* _Your task_
How many lines of the material below contain the string "limits"? Answer with the number and nothing else.
***
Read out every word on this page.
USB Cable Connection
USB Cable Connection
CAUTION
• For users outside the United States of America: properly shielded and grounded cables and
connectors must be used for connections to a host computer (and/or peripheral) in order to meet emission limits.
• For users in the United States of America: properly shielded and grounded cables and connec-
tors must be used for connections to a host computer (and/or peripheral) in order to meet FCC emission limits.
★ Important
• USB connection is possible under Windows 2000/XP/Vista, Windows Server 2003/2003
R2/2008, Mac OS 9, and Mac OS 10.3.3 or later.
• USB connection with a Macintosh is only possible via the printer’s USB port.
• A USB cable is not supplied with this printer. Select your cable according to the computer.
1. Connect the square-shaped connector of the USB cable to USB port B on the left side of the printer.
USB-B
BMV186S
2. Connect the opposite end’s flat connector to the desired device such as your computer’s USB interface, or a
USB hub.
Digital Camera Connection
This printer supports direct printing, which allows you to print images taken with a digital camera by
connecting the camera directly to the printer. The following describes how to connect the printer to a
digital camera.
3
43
***
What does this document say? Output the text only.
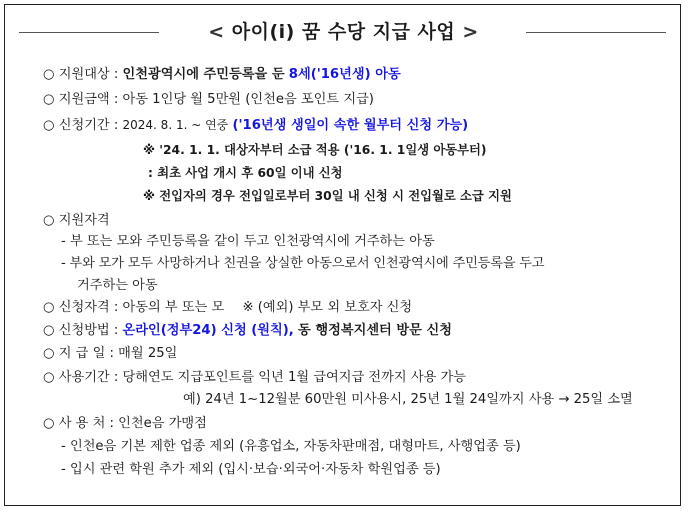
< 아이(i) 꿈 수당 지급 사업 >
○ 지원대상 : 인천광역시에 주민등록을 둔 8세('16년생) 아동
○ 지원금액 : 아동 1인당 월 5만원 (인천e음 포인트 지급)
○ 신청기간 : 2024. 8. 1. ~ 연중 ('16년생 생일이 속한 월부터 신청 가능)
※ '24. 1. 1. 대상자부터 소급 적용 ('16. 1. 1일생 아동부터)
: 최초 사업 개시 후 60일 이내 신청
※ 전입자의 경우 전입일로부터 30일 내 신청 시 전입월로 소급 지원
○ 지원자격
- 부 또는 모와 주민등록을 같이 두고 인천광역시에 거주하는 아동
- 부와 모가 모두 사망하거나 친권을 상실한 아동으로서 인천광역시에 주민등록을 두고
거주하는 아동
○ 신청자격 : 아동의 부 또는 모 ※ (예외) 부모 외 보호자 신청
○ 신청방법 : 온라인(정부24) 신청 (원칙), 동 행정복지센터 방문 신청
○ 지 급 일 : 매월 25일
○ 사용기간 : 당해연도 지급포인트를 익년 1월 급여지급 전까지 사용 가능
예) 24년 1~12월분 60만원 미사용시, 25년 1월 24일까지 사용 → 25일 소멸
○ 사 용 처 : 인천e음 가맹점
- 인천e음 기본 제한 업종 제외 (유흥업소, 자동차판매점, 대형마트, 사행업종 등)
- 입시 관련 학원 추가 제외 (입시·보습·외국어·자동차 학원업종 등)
***
* _Result below_
2